• _DIRECTION_: Print the data exactly as it is given, please.

Stored data

┌──

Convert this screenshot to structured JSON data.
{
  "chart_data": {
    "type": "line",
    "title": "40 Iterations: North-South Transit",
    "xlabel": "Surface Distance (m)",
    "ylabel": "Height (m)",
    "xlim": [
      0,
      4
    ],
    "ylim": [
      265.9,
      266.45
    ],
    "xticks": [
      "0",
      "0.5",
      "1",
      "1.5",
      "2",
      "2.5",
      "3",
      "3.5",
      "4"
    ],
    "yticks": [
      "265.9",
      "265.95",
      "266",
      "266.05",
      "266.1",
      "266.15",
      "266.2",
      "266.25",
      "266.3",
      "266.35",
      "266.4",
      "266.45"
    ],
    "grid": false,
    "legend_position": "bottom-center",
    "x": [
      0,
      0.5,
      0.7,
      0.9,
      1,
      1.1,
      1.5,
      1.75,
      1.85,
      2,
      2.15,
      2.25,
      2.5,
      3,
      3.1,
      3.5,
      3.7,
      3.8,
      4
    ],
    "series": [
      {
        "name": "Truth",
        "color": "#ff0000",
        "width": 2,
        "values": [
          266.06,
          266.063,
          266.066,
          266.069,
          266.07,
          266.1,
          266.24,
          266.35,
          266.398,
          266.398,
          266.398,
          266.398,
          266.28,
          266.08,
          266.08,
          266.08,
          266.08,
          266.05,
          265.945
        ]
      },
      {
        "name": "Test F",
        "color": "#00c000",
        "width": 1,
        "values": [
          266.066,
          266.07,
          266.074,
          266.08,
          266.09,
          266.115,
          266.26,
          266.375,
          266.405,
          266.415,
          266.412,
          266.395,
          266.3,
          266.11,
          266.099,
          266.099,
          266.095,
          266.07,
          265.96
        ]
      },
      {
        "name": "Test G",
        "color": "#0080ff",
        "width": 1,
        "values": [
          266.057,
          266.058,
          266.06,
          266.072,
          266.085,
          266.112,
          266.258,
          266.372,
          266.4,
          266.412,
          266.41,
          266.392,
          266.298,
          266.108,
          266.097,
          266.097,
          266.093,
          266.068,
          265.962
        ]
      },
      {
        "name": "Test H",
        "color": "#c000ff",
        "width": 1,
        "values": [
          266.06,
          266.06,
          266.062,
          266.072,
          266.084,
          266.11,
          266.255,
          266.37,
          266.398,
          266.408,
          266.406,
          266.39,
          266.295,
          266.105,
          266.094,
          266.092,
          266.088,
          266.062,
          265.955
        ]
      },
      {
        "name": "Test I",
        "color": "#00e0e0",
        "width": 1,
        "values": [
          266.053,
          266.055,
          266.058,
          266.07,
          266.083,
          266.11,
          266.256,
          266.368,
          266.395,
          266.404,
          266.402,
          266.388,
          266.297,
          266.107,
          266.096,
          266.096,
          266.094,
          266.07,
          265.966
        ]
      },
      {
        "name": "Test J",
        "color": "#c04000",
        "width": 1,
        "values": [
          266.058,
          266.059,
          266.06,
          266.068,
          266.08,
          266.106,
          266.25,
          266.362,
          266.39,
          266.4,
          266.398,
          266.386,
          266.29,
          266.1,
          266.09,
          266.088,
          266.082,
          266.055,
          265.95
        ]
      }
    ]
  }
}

└──

• _COMPLETED TASK_:
Convert this screenshot to structured JSON data.
{
  "chart_data": {
    "type": "line",
    "title": "40 Iterations: North-South Transit",
    "xlabel": "Surface Distance (m)",
    "ylabel": "Height (m)",
    "xlim": [
      0,
      4
    ],
    "ylim": [
      265.9,
      266.45
    ],
    "xticks": [
      "0",
      "0.5",
      "1",
      "1.5",
      "2",
      "2.5",
      "3",
      "3.5",
      "4"
    ],
    "yticks": [
      "265.9",
      "265.95",
      "266",
      "266.05",
      "266.1",
      "266.15",
      "266.2",
      "266.25",
      "266.3",
      "266.35",
      "266.4",
      "266.45"
    ],
    "grid": false,
    "legend_position": "bottom-center",
    "x": [
      0,
      0.5,
      0.7,
      0.9,
      1,
      1.1,
      1.5,
      1.75,
      1.85,
      2,
      2.15,
      2.25,
      2.5,
      3,
      3.1,
      3.5,
      3.7,
      3.8,
      4
    ],
    "series": [
      {
        "name": "Truth",
        "color": "#ff0000",
        "width": 2,
        "values": [
          266.06,
          266.063,
          266.066,
          266.069,
          266.07,
          266.1,
          266.24,
          266.35,
          266.398,
          266.398,
          266.398,
          266.398,
          266.28,
          266.08,
          266.08,
          266.08,
          266.08,
          266.05,
          265.945
        ]
      },
      {
        "name": "Test F",
        "color": "#00c000",
        "width": 1,
        "values": [
          266.066,
          266.07,
          266.074,
          266.08,
          266.09,
          266.115,
          266.26,
          266.375,
          266.405,
          266.415,
          266.412,
          266.395,
          266.3,
          266.11,
          266.099,
          266.099,
          266.095,
          266.07,
          265.96
        ]
      },
      {
        "name": "Test G",
        "color": "#0080ff",
        "width": 1,
        "values": [
          266.057,
          266.058,
          266.06,
          266.072,
          266.085,
          266.112,
          266.258,
          266.372,
          266.4,
          266.412,
          266.41,
          266.392,
          266.298,
          266.108,
          266.097,
          266.097,
          266.093,
          266.068,
          265.962
        ]
      },
      {
        "name": "Test H",
        "color": "#c000ff",
        "width": 1,
        "values": [
          266.06,
          266.06,
          266.062,
          266.072,
          266.084,
          266.11,
          266.255,
          266.37,
          266.398,
          266.408,
          266.406,
          266.39,
          266.295,
          266.105,
          266.094,
          266.092,
          266.088,
          266.062,
          265.955
        ]
      },
      {
        "name": "Test I",
        "color": "#00e0e0",
        "width": 1,
        "values": [
          266.053,
          266.055,
          266.058,
          266.07,
          266.083,
          266.11,
          266.256,
          266.368,
          266.395,
          266.404,
          266.402,
          266.388,
          266.297,
          266.107,
          266.096,
          266.096,
          266.094,
          266.07,
          265.966
        ]
      },
      {
        "name": "Test J",
        "color": "#c04000",
        "width": 1,
        "values": [
          266.058,
          266.059,
          266.06,
          266.068,
          266.08,
          266.106,
          266.25,
          266.362,
          266.39,
          266.4,
          266.398,
          266.386,
          266.29,
          266.1,
          266.09,
          266.088,
          266.082,
          266.055,
          265.95
        ]
      }
    ]
  }
}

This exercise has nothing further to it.